> _Exercise brief_
Restate, word for word, every line of the data.
******************************
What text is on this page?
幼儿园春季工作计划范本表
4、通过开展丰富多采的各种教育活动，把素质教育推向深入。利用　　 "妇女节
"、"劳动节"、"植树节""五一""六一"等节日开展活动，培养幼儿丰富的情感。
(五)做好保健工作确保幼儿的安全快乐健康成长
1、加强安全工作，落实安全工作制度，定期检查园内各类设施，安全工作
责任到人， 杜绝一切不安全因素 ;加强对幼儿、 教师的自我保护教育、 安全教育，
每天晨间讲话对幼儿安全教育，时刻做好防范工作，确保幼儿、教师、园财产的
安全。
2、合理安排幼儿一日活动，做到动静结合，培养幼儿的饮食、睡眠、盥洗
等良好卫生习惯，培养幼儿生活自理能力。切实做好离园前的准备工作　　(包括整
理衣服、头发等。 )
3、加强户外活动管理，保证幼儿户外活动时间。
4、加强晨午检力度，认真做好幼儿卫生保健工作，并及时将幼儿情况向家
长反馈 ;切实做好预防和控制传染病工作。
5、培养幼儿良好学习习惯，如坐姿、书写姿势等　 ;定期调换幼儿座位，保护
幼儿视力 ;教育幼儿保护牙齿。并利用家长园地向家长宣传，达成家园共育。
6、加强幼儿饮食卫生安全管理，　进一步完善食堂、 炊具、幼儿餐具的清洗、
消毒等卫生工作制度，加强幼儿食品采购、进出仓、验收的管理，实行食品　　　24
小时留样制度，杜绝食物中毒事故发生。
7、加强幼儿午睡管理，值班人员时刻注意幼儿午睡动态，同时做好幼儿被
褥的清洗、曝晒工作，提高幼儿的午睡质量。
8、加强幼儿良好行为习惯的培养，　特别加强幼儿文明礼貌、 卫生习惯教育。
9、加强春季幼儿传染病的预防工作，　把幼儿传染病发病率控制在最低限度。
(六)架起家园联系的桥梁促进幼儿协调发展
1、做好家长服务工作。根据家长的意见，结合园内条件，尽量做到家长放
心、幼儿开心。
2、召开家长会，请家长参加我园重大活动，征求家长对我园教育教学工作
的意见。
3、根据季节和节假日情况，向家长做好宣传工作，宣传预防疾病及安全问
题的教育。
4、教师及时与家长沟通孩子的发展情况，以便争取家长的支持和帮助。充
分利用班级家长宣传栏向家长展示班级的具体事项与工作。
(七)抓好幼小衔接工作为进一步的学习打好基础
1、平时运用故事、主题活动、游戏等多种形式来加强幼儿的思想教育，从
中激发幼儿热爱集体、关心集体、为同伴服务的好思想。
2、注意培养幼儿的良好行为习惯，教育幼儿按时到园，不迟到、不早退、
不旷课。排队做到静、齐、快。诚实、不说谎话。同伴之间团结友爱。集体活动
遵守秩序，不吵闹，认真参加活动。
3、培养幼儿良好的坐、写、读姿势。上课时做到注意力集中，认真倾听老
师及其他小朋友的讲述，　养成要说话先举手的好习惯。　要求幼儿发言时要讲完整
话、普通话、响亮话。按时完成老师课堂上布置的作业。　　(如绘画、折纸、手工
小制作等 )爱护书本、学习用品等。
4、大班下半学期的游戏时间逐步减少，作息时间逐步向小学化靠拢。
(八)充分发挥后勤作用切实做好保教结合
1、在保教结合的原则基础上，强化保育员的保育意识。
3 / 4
******************************
> _Full output_
What text is on this page?
幼儿园春季工作计划范本表
4、通过开展丰富多采的各种教育活动，把素质教育推向深入。利用　　 "妇女节
"、"劳动节"、"植树节""五一""六一"等节日开展活动，培养幼儿丰富的情感。
(五)做好保健工作确保幼儿的安全快乐健康成长
1、加强安全工作，落实安全工作制度，定期检查园内各类设施，安全工作
责任到人， 杜绝一切不安全因素 ;加强对幼儿、 教师的自我保护教育、 安全教育，
每天晨间讲话对幼儿安全教育，时刻做好防范工作，确保幼儿、教师、园财产的
安全。
2、合理安排幼儿一日活动，做到动静结合，培养幼儿的饮食、睡眠、盥洗
等良好卫生习惯，培养幼儿生活自理能力。切实做好离园前的准备工作　　(包括整
理衣服、头发等。 )
3、加强户外活动管理，保证幼儿户外活动时间。
4、加强晨午检力度，认真做好幼儿卫生保健工作，并及时将幼儿情况向家
长反馈 ;切实做好预防和控制传染病工作。
5、培养幼儿良好学习习惯，如坐姿、书写姿势等　 ;定期调换幼儿座位，保护
幼儿视力 ;教育幼儿保护牙齿。并利用家长园地向家长宣传，达成家园共育。
6、加强幼儿饮食卫生安全管理，　进一步完善食堂、 炊具、幼儿餐具的清洗、
消毒等卫生工作制度，加强幼儿食品采购、进出仓、验收的管理，实行食品　　　24
小时留样制度，杜绝食物中毒事故发生。
7、加强幼儿午睡管理，值班人员时刻注意幼儿午睡动态，同时做好幼儿被
褥的清洗、曝晒工作，提高幼儿的午睡质量。
8、加强幼儿良好行为习惯的培养，　特别加强幼儿文明礼貌、 卫生习惯教育。
9、加强春季幼儿传染病的预防工作，　把幼儿传染病发病率控制在最低限度。
(六)架起家园联系的桥梁促进幼儿协调发展
1、做好家长服务工作。根据家长的意见，结合园内条件，尽量做到家长放
心、幼儿开心。
2、召开家长会，请家长参加我园重大活动，征求家长对我园教育教学工作
的意见。
3、根据季节和节假日情况，向家长做好宣传工作，宣传预防疾病及安全问
题的教育。
4、教师及时与家长沟通孩子的发展情况，以便争取家长的支持和帮助。充
分利用班级家长宣传栏向家长展示班级的具体事项与工作。
(七)抓好幼小衔接工作为进一步的学习打好基础
1、平时运用故事、主题活动、游戏等多种形式来加强幼儿的思想教育，从
中激发幼儿热爱集体、关心集体、为同伴服务的好思想。
2、注意培养幼儿的良好行为习惯，教育幼儿按时到园，不迟到、不早退、
不旷课。排队做到静、齐、快。诚实、不说谎话。同伴之间团结友爱。集体活动
遵守秩序，不吵闹，认真参加活动。
3、培养幼儿良好的坐、写、读姿势。上课时做到注意力集中，认真倾听老
师及其他小朋友的讲述，　养成要说话先举手的好习惯。　要求幼儿发言时要讲完整
话、普通话、响亮话。按时完成老师课堂上布置的作业。　　(如绘画、折纸、手工
小制作等 )爱护书本、学习用品等。
4、大班下半学期的游戏时间逐步减少，作息时间逐步向小学化靠拢。
(八)充分发挥后勤作用切实做好保教结合
1、在保教结合的原则基础上，强化保育员的保育意识。
3 / 4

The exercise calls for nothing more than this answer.